• **Text provided**:
'''
Here is my task:
Find inverse $z$ transform of $$X(z)=\frac{1}{2-3z}$$if $$|z|>\frac{2}{3}$$ using definition formula.
I found that $$x(n)=\dfrac{1}{3}\left (\dfrac{2}{3}\right )^{n-1}*u(n-1)=\dfrac{1}{3}\left (\dfrac{2}{3}\right )^{n-1}, n=1,2,3,...$$ (using other method). But how can I find it using definition formula, $$x(n)=\frac{1}{2\pi j}\oint_{C} X(z)z^{n-1}dz?$$
Thanks in advance.
\begin{equation} X(z)=\frac{1}{2 - 3z} \end{equation}
The result could be found by using
(i) Geometrical Series:
(a) Left Series, \begin{equation} X(z) = \frac{1}{2} \frac{ 1}{1 - 3 z/2} =\frac{1}{2} \sum_{n=0}^{\infty} \left ( \frac{3}{2} \right )^n (z^{-1})^{-n} =\frac{1}{2} \sum_{n=0}^{-\infty} \left ( \frac{3}{2} \right )^n (z^{-1})^{n}, \end{equation}
\begin{equation} x[n] = \frac{1}{2} \left ( \frac{3}{2} \right )^n \quad n < 1 \end{equation}
This infinite series converges for $|z|<2/3 \, , \, |1/z| > 2/3$.
\begin{eqnarray} X(z) &=& \frac{1}{z(2 \, z^{-1} - 3)} \\ &=& \frac{z^{-1}}{(2 z^{-1} -3)} \\ &=& -\frac{1}{3} \frac{z^{-1}}{( 1 - (2/3) z^{-1})} \\ &=& - \left ( \frac{1}{3} \right ) z^{-1} \sum_{i=0}^{\infty} \left (\frac{2}{3} \right )^i z^{-i} \end{eqnarray} from which \begin{eqnarray} X(z) = - \left ( \frac{1}{3} \right ) \sum_{n=0}^{\infty} \left (\frac{2}{3} \right )^n z^{-n-1} = - \left ( \frac{1}{3} \right ) \sum_{n=1}^{\infty} \left (\frac{2}{3} \right )^{n-1} z^{-n} \end{eqnarray} and then
\begin{eqnarray} x[n] = -\frac{1}{3} \left ( \frac{2}{3} \right )^{n-1} = -\frac{1}{2} \left ( \frac{2}{3} \right )^n \end{eqnarray} with $n \ge 1$, and converges for $|z^{-1}| < \frac{3}{2}$ or $|z| > \frac{3}{2}$.
(ii) Contour Integration: We know that \begin{equation} x[n] = \frac{1}{2 \pi \mathrm{i}} \oint_C X(z) z^{n-1} dz. \end{equation} We can use the Cauchy residue theorem. That is, \begin{equation} \frac{1}{2 \pi \mathrm{i}} \oint_C X(z) z^{n-1} dz = \sum_{k=1}^n R_k, \end{equation}
where $R_k$ is a residue.
'''
• **Stored data**:
'''
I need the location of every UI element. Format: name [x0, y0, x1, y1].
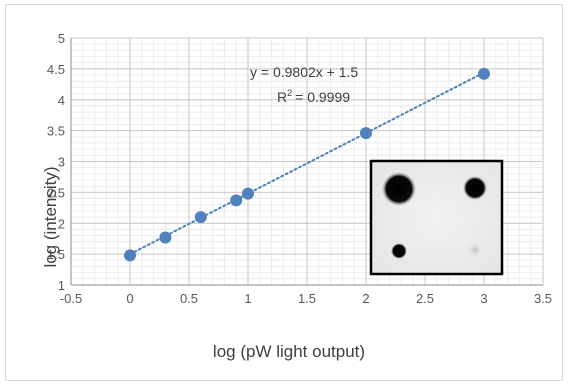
'''
• **Work required**:
From the thread on the inverse z transform, reproduce the passage starting with "(ii) Contour Integration: We" and going on through "is a residue.". You won't need the lines for this.

• **Answer to this problem**:
(ii) Contour Integration: We know that \begin{equation} x[n] = \frac{1}{2 \pi \mathrm{i}} \oint_C X(z) z^{n-1} dz. \end{equation} We can use the Cauchy residue theorem. That is, \begin{equation} \frac{1}{2 \pi \mathrm{i}} \oint_C X(z) z^{n-1} dz = \sum_{k=1}^n R_k, \end{equation}
where $R_k$ is a residue.